- [ПОСТАВЛЕННЫЕ ЗАДАЧИ]:
1/ Пожалуйста, перечислите по порядку все ступени, через которые, согласно тексту об Израиле, может пройти любовь евреев к своей стране.
2/ Продолжите текст об Израиле, начав сразу после его последней фразы.

- [ТЕКСТ]:
━━━━━━━━━━━━━━━━━━━━━━━━━━━━━━

Но есть и другие трудности в войне, которую Израиль ведет сам с собою. Например, в акте независимости молодого государства было сказано, что оно будет строиться на принципах еврейских пророков. И это прекрасно. Но гораздо менее прекрасно чрезмерное участие раввинов в судьбах государства, этот очень сильный сейчас клерикализм.
С ним сейчас еще не очень борются, ибо он — мощный союзник, но в будущем борьба за израильское laicite[201] неизбежна. Это не означает, конечно, борьбы против религии. Еврейская религия была цементом, который спаял народ и позволил ему провести 25 веков в рассеянии. Но теперь сама эта религия тоже должна быть очищена от всего, что засорило ее за это время, от всего, что раньше, может быть, и было необходимо для большей сопротивляемости, но что сейчас в Израиле теряет смысл. Она должна быть возвратом к истинному иудаизму пророков, постараться найти общее слово с другими религиями… Я имел случай говорить на эти темы в киббуцах религиозных и нерелигиозных и счастлив был убедиться, что всюду был понят и нигде не встретил узости. Передо мной были не фанатики, а широкие люди. Фанатиков в Израиле тоже можно встретить, это евреи в «лапсердаках», с пейсами на сорок сантиметров, которых видишь в городах, но они только пережиток старого. Еще поколения два, и их не станет. И, наконец, еще одна тяжелая сторона строительства. Евреи показали себя в Палестине горячими патриотами, и это прекрасно. Но патриотизм легко может стать национализмом, и это уже плохо, хотя, по существу, если национализм нуждается в оправдании, то более всего оправдан он в еврейском народе. Но дело может пойти и дальше, и тогда в Израиле будет шовинизм, — и с этой опасностью надо бороться[202]. Есть люди, которые уже начали эту борьбу. Вот, приблизительно, картина третьей войны, которую я считаю самой тяжелой. Она будет вестись десятки лет, но я верю в окончательный прекрасный результат. Я хочу еще сказать о втором парадоксе, поразившем меня в Израиле. Это — взаимоотношения труда и капитала. Во всем мире они враги, и все социальные потрясения от этой вражды происходят. В Израиле они идут друг другу навстречу, сотрудничают, и объединяющую роль в этом смысле играет Гистадрут[203]. Гистадрут является объединением всех рабочих синдикатов, но в то же время и хозяином большинства крупных промышленных предприятий. Если так будет продолжаться (а все усилия для этого делаются), то в Израиле могут быть созданы новые взаимоотношения между трудом и капиталом.

━━━━━━━━━━━━━━━━━━━━━━━━━━━━━━

- [ИСХОДНЫЕ ЗАПИСИ]:
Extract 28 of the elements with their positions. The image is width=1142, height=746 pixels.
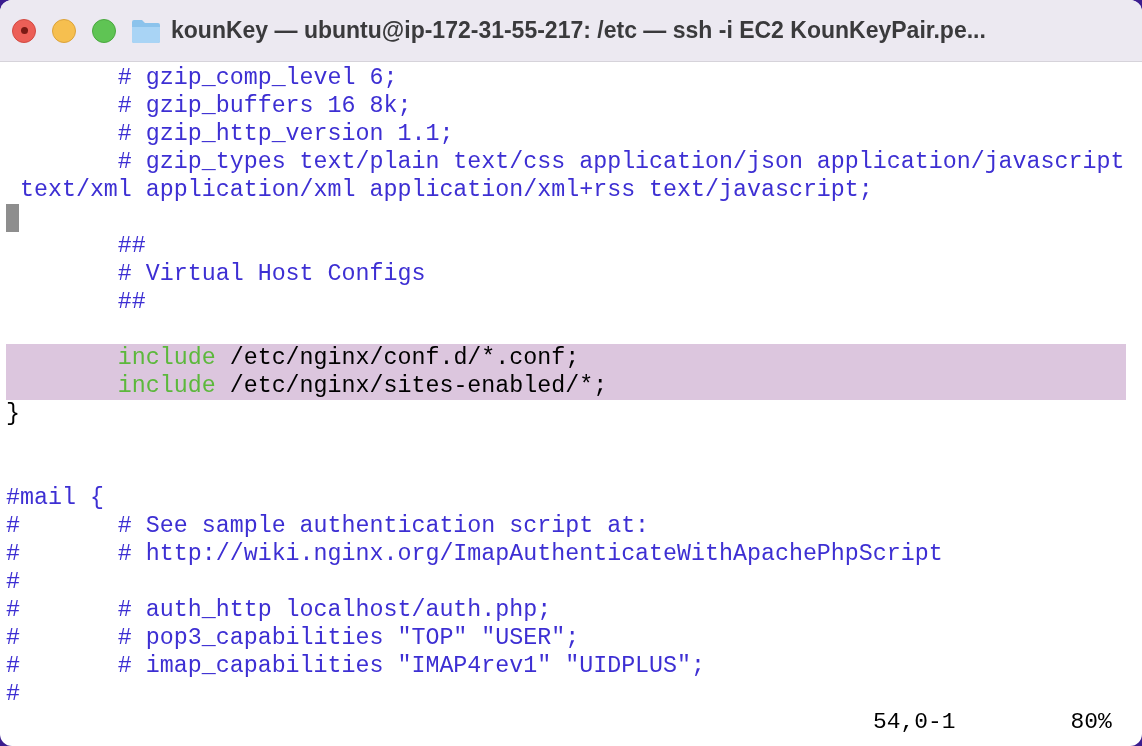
code-comment: # gzip_http_version 1.1; bbox=[116, 120, 454, 148]
code-comment: # bbox=[6, 568, 20, 596]
code-text: /etc/nginx/conf.d/*.conf; bbox=[228, 344, 580, 372]
code-comment: # # http://wiki.nginx.org/ImapAuthenticateWithApachePhpScript bbox=[6, 540, 943, 568]
code-comment: ## bbox=[116, 288, 146, 316]
code-comment: # gzip_comp_level 6; bbox=[116, 64, 398, 92]
code-keyword: include bbox=[116, 372, 216, 400]
code-text: /etc/nginx/sites-enabled/*; bbox=[228, 372, 608, 400]
code-comment: # # pop3_capabilities "TOP" "USER"; bbox=[6, 624, 580, 652]
folder-icon bbox=[131, 17, 161, 44]
code-comment: text/xml application/xml application/xml+rss text/javascript; bbox=[18, 176, 873, 204]
code-comment: # gzip_types text/plain text/css application/json application/javascript bbox=[116, 148, 1125, 176]
code-comment: # # auth_http localhost/auth.php; bbox=[6, 596, 552, 624]
code-comment: # # imap_capabilities "IMAP4rev1" "UIDPLUS"; bbox=[6, 652, 706, 680]
code-comment: #mail { bbox=[6, 484, 104, 512]
close-button[interactable] bbox=[12, 18, 36, 43]
code-comment: # Virtual Host Configs bbox=[116, 260, 426, 288]
scroll-percentage: 80% bbox=[1070, 708, 1112, 736]
cursor-position: 54,0-1 bbox=[873, 708, 956, 736]
window-title: kounKey — ubuntu@ip-172-31-55-217: /etc — ssh -i EC2 KounKeyPair.pe... bbox=[171, 16, 986, 46]
zoom-button[interactable] bbox=[92, 18, 116, 43]
code-comment: # bbox=[6, 680, 20, 708]
code-comment: ## bbox=[116, 232, 146, 260]
minimize-button[interactable] bbox=[52, 18, 76, 43]
code-text: } bbox=[6, 400, 20, 428]
code-comment: # gzip_buffers 16 8k; bbox=[116, 92, 412, 120]
code-comment: # # See sample authentication script at: bbox=[6, 512, 650, 540]
code-keyword: include bbox=[116, 344, 216, 372]
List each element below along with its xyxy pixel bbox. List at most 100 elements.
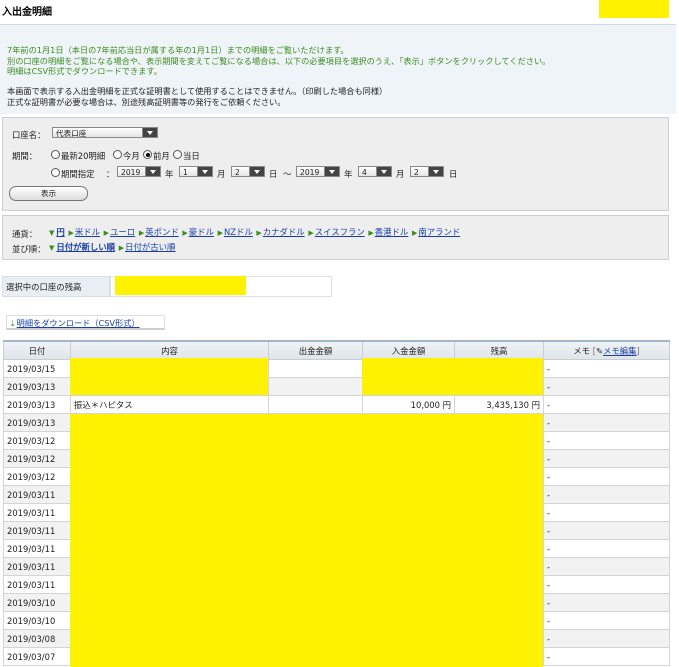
chevron-down-icon <box>376 167 391 176</box>
cell-memo: - <box>543 503 670 522</box>
from-day-select[interactable]: 2 <box>231 166 265 177</box>
cell-deposit: 10,000 円 <box>362 395 455 414</box>
cell-balance: 3,435,130 円 <box>454 395 544 414</box>
currency-label: 通貨： <box>12 229 38 239</box>
redaction-block <box>70 414 543 667</box>
table-header-row: 日付 内容 出金金額 入金金額 残高 メモ [✎メモ編集] <box>3 340 670 360</box>
from-month-select[interactable]: 1 <box>179 166 213 177</box>
from-year-select[interactable]: 2019 <box>117 166 161 177</box>
currency-cad[interactable]: カナダドル <box>263 227 305 237</box>
chevron-down-icon <box>145 167 160 176</box>
account-select[interactable]: 代表口座 <box>52 127 158 138</box>
to-month-value: 4 <box>362 168 367 177</box>
currency-gbp[interactable]: 英ポンド <box>145 227 179 237</box>
cell-date: 2019/03/11 <box>3 503 71 522</box>
cell-memo: - <box>543 557 670 576</box>
balance-label: 選択中の口座の残高 <box>2 276 110 297</box>
csv-download-label: 明細をダウンロード（CSV形式） <box>16 318 140 328</box>
col-description: 内容 <box>70 340 269 360</box>
cell-date: 2019/03/12 <box>3 449 71 468</box>
selected-marker-icon: ▼ <box>49 229 55 237</box>
unit-month: 月 <box>217 169 226 179</box>
cell-memo: - <box>543 413 670 432</box>
cell-memo: - <box>543 539 670 558</box>
arrow-right-icon: ▶ <box>138 229 145 237</box>
edit-icon: ✎ <box>595 345 603 356</box>
cell-date: 2019/03/12 <box>3 467 71 486</box>
chevron-down-icon <box>428 167 443 176</box>
radio-range[interactable] <box>51 168 60 177</box>
currency-jpy[interactable]: 円 <box>56 227 64 237</box>
range-colon: ： <box>106 169 115 179</box>
currency-chf[interactable]: スイスフラン <box>315 227 365 237</box>
radio-today-label: 当日 <box>183 151 200 161</box>
arrow-right-icon: ▶ <box>182 229 188 237</box>
to-day-select[interactable]: 2 <box>410 166 444 177</box>
page-title: 入出金明細 <box>2 7 52 18</box>
currency-eur[interactable]: ユーロ <box>110 227 135 237</box>
radio-range-label: 期間指定 <box>61 169 95 179</box>
currency-usd[interactable]: 米ドル <box>75 227 100 237</box>
radio-this-month-label: 今月 <box>123 151 140 161</box>
arrow-right-icon: ▶ <box>217 229 223 237</box>
unit-year: 年 <box>165 169 174 179</box>
csv-download-link[interactable]: ⤓ 明細をダウンロード（CSV形式） <box>6 315 165 330</box>
cell-date: 2019/03/11 <box>3 557 71 576</box>
radio-last-month-label: 前月 <box>153 151 170 161</box>
notice-line: 7年前の1月1日（本日の7年前応当日が属する年の1月1日）までの明細をご覧いただ… <box>7 45 349 55</box>
table-row: 2019/03/13 振込＊ハピタス 10,000 円 3,435,130 円- <box>3 395 670 414</box>
currency-nzd[interactable]: NZドル <box>224 227 253 237</box>
redaction-block <box>70 358 268 395</box>
currency-list: ▼ 円 ▶米ドル ▶ユーロ ▶英ポンド ▶豪ドル ▶NZドル ▶カナダドル ▶スイ… <box>49 226 460 238</box>
cell-memo: - <box>543 395 670 414</box>
to-day-value: 2 <box>414 168 419 177</box>
account-label: 口座名： <box>12 130 46 140</box>
memo-header-label: メモ <box>573 345 590 356</box>
col-balance: 残高 <box>454 340 544 360</box>
arrow-right-icon: ▶ <box>118 244 125 252</box>
notice-line: 本画面で表示する入出金明細を正式な証明書として使用することはできません。（印刷し… <box>7 86 388 96</box>
to-month-select[interactable]: 4 <box>358 166 392 177</box>
cell-date: 2019/03/13 <box>3 413 71 432</box>
cell-date: 2019/03/11 <box>3 575 71 594</box>
radio-today[interactable] <box>173 150 182 159</box>
col-memo: メモ [✎メモ編集] <box>543 340 670 360</box>
sort-oldest[interactable]: 日付が古い順 <box>125 242 175 252</box>
cell-description: 振込＊ハピタス <box>70 395 269 414</box>
cell-memo: - <box>543 359 670 378</box>
radio-latest20-label: 最新20明細 <box>61 151 106 161</box>
notice-panel: 7年前の1月1日（本日の7年前応当日が属する年の1月1日）までの明細をご覧いただ… <box>0 24 676 114</box>
cell-memo: - <box>543 647 670 666</box>
currency-hkd[interactable]: 香港ドル <box>375 227 409 237</box>
range-tilde: ～ <box>283 169 292 179</box>
currency-aud[interactable]: 豪ドル <box>189 227 214 237</box>
sort-newest[interactable]: 日付が新しい順 <box>56 242 115 252</box>
arrow-right-icon: ▶ <box>103 229 110 237</box>
radio-this-month[interactable] <box>113 150 122 159</box>
from-month-value: 1 <box>183 168 188 177</box>
notice-line: 明細はCSV形式でダウンロードできます。 <box>7 66 162 76</box>
radio-latest20[interactable] <box>51 150 60 159</box>
cell-memo: - <box>543 485 670 504</box>
cell-date: 2019/03/11 <box>3 521 71 540</box>
notice-line: 別の口座の明細をご覧になる場合や、表示期間を変えてご覧になる場合は、以下の必要項… <box>7 55 551 66</box>
unit-year: 年 <box>344 169 353 179</box>
filter-panel: 口座名： 代表口座 期間： 最新20明細 今月 前月 当日 期間指定 ： 201… <box>2 117 669 211</box>
cell-date: 2019/03/12 <box>3 431 71 450</box>
memo-edit-link[interactable]: メモ編集 <box>603 346 637 356</box>
period-label: 期間： <box>12 151 38 161</box>
col-deposit: 入金金額 <box>362 340 455 360</box>
radio-last-month[interactable] <box>143 150 152 159</box>
cell-memo: - <box>543 611 670 630</box>
currency-zar[interactable]: 南アランド <box>418 227 460 237</box>
sort-list: ▼ 日付が新しい順 ▶日付が古い順 <box>49 241 175 253</box>
cell-withdrawal <box>268 395 363 414</box>
chevron-down-icon <box>197 167 212 176</box>
arrow-right-icon: ▶ <box>308 229 314 237</box>
to-year-select[interactable]: 2019 <box>296 166 340 177</box>
show-button[interactable]: 表示 <box>9 186 88 201</box>
from-day-value: 2 <box>235 168 240 177</box>
arrow-right-icon: ▶ <box>68 229 74 237</box>
cell-date: 2019/03/08 <box>3 629 71 648</box>
unit-day: 日 <box>449 169 458 179</box>
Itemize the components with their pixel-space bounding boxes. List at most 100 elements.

━━━━━━━━━━━━━━━━━━━━━━━━━━━━━━

- [РЕЗУЛЬТАТЫ УПРАЖНЕНИЯ]:
1/
1. Патриотизм
2. Национализм
3. Шовинизм

2/
196
Саул погиб, бросившись на собственный меч (I Цар. 31:4), в горах Гильбоа, которые проклял царь Давид (II Цар. 1:21).
197
Рамат-Давид — киббуц, находящийся в нескольких километрах от Гвата (см. прим. 194), с ними же соседствует мошав Нахалал.
198
Об «обломках кораблекрушения» см. во фрагменте из письма Луцкого А.И. Позняку (приведен в комментариях к следующему очерку, «Exodus 1947»).
199
Квуца — на иврите: группа — имеет тот же корень, что и киббуц: «собирание чего-то во что-то одно, единое».
200
Далее в рукописи следовал такой фрагмент: «Обращаю В<аше> вним<ание> на слова: «мы хотим создать фр<анцузскую> группу<«> — почему? Это В<ам> ясно из того, что я сказал раньше, фр<анцузу> с фр<анцузом> легче спеться и образ<овать> единую семью. И еще на слова «настоящую социалистическую квуцу». В них сквозит некоторое разочар<ование>. Молодые энтуз<иасты> надеялись найти в кибуце наст<оящий> социалистический строй, а нашли только зачатки его, ибо если деньги там и не игр<ают> роли в общ<ественной> жизни — ведь труд общий и все получают по своим надобн<остям>, то все же там не все общее, у каждого напр<имер> свои книги или одежда, привезенная им, и те, кто имеет немного денег, могут, например чаще писать в Галут — ибо норм<ально> в таком бедном киб<буце>, к<а>к Ein Anatz<iv>, выдают в месяц каждому 2 марки на возд<ушную> почту. Но это, конечно, мелочь. Главное то, что основа жизни в киб<буце> все-таки социал<истическая>, а полный идеал конечно не достижим. Главное, это что все там равны в обяза<ностях> и в правах, все там своб<одны> до тех пор пока личн<ая> своб<ода> одного не начинает мешать личн<ой> своб<оде> другого <…> и я был бы счастлив если бы в мире мог уже установ<иться> такой строй, к<а>к в пал<естинских> киб<б>уцах. Вот значит, первая трудн<ость> у идейных людей по отношению друг к друг<у>. Но трудности, происход<ящие> от массы новых эмигр<антов> — не идеалистов, а едущих по необход<имости>, еще большие».
201
Laicite — светское государство (франц.).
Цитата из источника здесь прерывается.